> **Task description**
Nothing should be left out: output all of the entries exactly.

[Excerpts from a figure dataset]
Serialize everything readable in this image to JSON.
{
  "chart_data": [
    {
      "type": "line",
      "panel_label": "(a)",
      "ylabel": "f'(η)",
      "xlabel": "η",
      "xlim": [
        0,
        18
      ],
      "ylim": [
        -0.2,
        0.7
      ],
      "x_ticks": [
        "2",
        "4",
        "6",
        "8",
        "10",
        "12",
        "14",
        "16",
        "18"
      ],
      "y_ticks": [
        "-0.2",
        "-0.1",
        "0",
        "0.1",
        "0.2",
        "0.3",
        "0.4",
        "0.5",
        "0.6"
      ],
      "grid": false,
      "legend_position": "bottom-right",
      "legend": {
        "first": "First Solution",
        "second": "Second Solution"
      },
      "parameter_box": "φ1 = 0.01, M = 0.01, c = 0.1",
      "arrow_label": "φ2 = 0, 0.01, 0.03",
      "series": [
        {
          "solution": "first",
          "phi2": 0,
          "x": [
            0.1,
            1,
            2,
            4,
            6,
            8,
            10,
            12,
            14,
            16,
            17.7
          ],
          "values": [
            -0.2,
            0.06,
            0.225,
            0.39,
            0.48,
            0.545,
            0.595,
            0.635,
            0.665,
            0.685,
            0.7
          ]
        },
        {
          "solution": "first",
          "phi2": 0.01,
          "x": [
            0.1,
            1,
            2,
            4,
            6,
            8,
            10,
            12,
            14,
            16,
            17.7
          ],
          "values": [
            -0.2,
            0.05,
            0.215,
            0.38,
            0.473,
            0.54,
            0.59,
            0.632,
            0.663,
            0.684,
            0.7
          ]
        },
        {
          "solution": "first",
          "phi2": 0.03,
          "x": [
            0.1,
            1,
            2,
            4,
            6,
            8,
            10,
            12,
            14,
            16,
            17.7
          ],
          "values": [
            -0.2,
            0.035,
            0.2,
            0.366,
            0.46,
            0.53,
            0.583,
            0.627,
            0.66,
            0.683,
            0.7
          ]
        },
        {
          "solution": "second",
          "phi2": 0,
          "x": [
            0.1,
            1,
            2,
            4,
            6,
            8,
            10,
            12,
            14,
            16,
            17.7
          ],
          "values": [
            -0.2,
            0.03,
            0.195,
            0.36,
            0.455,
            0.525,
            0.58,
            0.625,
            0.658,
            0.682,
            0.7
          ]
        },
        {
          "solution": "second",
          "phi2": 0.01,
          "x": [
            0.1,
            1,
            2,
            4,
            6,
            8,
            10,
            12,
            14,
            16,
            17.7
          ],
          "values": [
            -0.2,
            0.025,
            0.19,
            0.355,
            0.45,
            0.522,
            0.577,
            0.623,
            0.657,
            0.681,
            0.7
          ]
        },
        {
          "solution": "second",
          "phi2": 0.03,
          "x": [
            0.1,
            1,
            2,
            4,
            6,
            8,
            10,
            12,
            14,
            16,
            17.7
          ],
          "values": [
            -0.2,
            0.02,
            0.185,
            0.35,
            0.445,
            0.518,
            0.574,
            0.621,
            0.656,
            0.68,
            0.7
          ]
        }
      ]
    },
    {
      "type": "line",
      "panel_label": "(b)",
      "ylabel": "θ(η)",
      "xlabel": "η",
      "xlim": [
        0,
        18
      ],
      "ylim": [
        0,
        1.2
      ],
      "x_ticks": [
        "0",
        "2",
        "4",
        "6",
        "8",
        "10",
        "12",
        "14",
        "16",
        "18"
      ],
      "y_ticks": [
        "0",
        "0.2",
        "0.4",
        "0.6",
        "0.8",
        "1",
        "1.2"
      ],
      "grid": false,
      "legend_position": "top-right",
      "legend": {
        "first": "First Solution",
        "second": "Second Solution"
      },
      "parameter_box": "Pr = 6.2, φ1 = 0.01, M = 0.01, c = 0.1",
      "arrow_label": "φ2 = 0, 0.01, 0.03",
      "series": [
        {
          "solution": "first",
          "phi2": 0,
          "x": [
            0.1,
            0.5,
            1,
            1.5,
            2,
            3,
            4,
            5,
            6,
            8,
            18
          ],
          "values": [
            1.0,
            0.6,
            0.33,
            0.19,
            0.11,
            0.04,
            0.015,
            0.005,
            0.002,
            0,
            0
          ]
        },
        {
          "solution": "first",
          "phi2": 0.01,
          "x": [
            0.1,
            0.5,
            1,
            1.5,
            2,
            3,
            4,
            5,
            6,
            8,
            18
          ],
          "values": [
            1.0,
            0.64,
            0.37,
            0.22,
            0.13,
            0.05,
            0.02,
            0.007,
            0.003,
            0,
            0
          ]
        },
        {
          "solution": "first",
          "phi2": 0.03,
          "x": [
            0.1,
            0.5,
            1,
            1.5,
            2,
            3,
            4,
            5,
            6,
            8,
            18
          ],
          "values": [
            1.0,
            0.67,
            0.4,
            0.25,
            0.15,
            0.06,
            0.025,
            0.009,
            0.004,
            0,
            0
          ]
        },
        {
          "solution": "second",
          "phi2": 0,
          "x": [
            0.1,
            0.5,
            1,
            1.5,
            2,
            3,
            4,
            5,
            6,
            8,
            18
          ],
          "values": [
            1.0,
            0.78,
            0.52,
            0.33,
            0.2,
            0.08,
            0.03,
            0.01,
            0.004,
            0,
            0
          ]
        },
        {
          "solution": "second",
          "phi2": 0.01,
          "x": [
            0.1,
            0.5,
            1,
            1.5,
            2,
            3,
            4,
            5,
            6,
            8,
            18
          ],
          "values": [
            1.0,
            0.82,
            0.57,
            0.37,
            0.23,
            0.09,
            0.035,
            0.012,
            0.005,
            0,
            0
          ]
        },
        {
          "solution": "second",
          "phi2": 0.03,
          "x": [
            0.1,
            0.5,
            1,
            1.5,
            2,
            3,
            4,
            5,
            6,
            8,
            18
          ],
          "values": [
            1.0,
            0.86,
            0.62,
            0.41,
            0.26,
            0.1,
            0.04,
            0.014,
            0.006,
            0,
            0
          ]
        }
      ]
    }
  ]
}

> **Worked solution**
Serialize everything readable in this image to JSON.
{
  "chart_data": [
    {
      "type": "line",
      "panel_label": "(a)",
      "ylabel": "f'(η)",
      "xlabel": "η",
      "xlim": [
        0,
        18
      ],
      "ylim": [
        -0.2,
        0.7
      ],
      "x_ticks": [
        "2",
        "4",
        "6",
        "8",
        "10",
        "12",
        "14",
        "16",
        "18"
      ],
      "y_ticks": [
        "-0.2",
        "-0.1",
        "0",
        "0.1",
        "0.2",
        "0.3",
        "0.4",
        "0.5",
        "0.6"
      ],
      "grid": false,
      "legend_position": "bottom-right",
      "legend": {
        "first": "First Solution",
        "second": "Second Solution"
      },
      "parameter_box": "φ1 = 0.01, M = 0.01, c = 0.1",
      "arrow_label": "φ2 = 0, 0.01, 0.03",
      "series": [
        {
          "solution": "first",
          "phi2": 0,
          "x": [
            0.1,
            1,
            2,
            4,
            6,
            8,
            10,
            12,
            14,
            16,
            17.7
          ],
          "values": [
            -0.2,
            0.06,
            0.225,
            0.39,
            0.48,
            0.545,
            0.595,
            0.635,
            0.665,
            0.685,
            0.7
          ]
        },
        {
          "solution": "first",
          "phi2": 0.01,
          "x": [
            0.1,
            1,
            2,
            4,
            6,
            8,
            10,
            12,
            14,
            16,
            17.7
          ],
          "values": [
            -0.2,
            0.05,
            0.215,
            0.38,
            0.473,
            0.54,
            0.59,
            0.632,
            0.663,
            0.684,
            0.7
          ]
        },
        {
          "solution": "first",
          "phi2": 0.03,
          "x": [
            0.1,
            1,
            2,
            4,
            6,
            8,
            10,
            12,
            14,
            16,
            17.7
          ],
          "values": [
            -0.2,
            0.035,
            0.2,
            0.366,
            0.46,
            0.53,
            0.583,
            0.627,
            0.66,
            0.683,
            0.7
          ]
        },
        {
          "solution": "second",
          "phi2": 0,
          "x": [
            0.1,
            1,
            2,
            4,
            6,
            8,
            10,
            12,
            14,
            16,
            17.7
          ],
          "values": [
            -0.2,
            0.03,
            0.195,
            0.36,
            0.455,
            0.525,
            0.58,
            0.625,
            0.658,
            0.682,
            0.7
          ]
        },
        {
          "solution": "second",
          "phi2": 0.01,
          "x": [
            0.1,
            1,
            2,
            4,
            6,
            8,
            10,
            12,
            14,
            16,
            17.7
          ],
          "values": [
            -0.2,
            0.025,
            0.19,
            0.355,
            0.45,
            0.522,
            0.577,
            0.623,
            0.657,
            0.681,
            0.7
          ]
        },
        {
          "solution": "second",
          "phi2": 0.03,
          "x": [
            0.1,
            1,
            2,
            4,
            6,
            8,
            10,
            12,
            14,
            16,
            17.7
          ],
          "values": [
            -0.2,
            0.02,
            0.185,
            0.35,
            0.445,
            0.518,
            0.574,
            0.621,
            0.656,
            0.68,
            0.7
          ]
        }
      ]
    },
    {
      "type": "line",
      "panel_label": "(b)",
      "ylabel": "θ(η)",
      "xlabel": "η",
      "xlim": [
        0,
        18
      ],
      "ylim": [
        0,
        1.2
      ],
      "x_ticks": [
        "0",
        "2",
        "4",
        "6",
        "8",
        "10",
        "12",
        "14",
        "16",
        "18"
      ],
      "y_ticks": [
        "0",
        "0.2",
        "0.4",
        "0.6",
        "0.8",
        "1",
        "1.2"
      ],
      "grid": false,
      "legend_position": "top-right",
      "legend": {
        "first": "First Solution",
        "second": "Second Solution"
      },
      "parameter_box": "Pr = 6.2, φ1 = 0.01, M = 0.01, c = 0.1",
      "arrow_label": "φ2 = 0, 0.01, 0.03",
      "series": [
        {
          "solution": "first",
          "phi2": 0,
          "x": [
            0.1,
            0.5,
            1,
            1.5,
            2,
            3,
            4,
            5,
            6,
            8,
            18
          ],
          "values": [
            1.0,
            0.6,
            0.33,
            0.19,
            0.11,
            0.04,
            0.015,
            0.005,
            0.002,
            0,
            0
          ]
        },
        {
          "solution": "first",
          "phi2": 0.01,
          "x": [
            0.1,
            0.5,
            1,
            1.5,
            2,
            3,
            4,
            5,
            6,
            8,
            18
          ],
          "values": [
            1.0,
            0.64,
            0.37,
            0.22,
            0.13,
            0.05,
            0.02,
            0.007,
            0.003,
            0,
            0
          ]
        },
        {
          "solution": "first",
          "phi2": 0.03,
          "x": [
            0.1,
            0.5,
            1,
            1.5,
            2,
            3,
            4,
            5,
            6,
            8,
            18
          ],
          "values": [
            1.0,
            0.67,
            0.4,
            0.25,
            0.15,
            0.06,
            0.025,
            0.009,
            0.004,
            0,
            0
          ]
        },
        {
          "solution": "second",
          "phi2": 0,
          "x": [
            0.1,
            0.5,
            1,
            1.5,
            2,
            3,
            4,
            5,
            6,
            8,
            18
          ],
          "values": [
            1.0,
            0.78,
            0.52,
            0.33,
            0.2,
            0.08,
            0.03,
            0.01,
            0.004,
            0,
            0
          ]
        },
        {
          "solution": "second",
          "phi2": 0.01,
          "x": [
            0.1,
            0.5,
            1,
            1.5,
            2,
            3,
            4,
            5,
            6,
            8,
            18
          ],
          "values": [
            1.0,
            0.82,
            0.57,
            0.37,
            0.23,
            0.09,
            0.035,
            0.012,
            0.005,
            0,
            0
          ]
        },
        {
          "solution": "second",
          "phi2": 0.03,
          "x": [
            0.1,
            0.5,
            1,
            1.5,
            2,
            3,
            4,
            5,
            6,
            8,
            18
          ],
          "values": [
            1.0,
            0.86,
            0.62,
            0.41,
            0.26,
            0.1,
            0.04,
            0.014,
            0.006,
            0,
            0
          ]
        }
      ]
    }
  ]
}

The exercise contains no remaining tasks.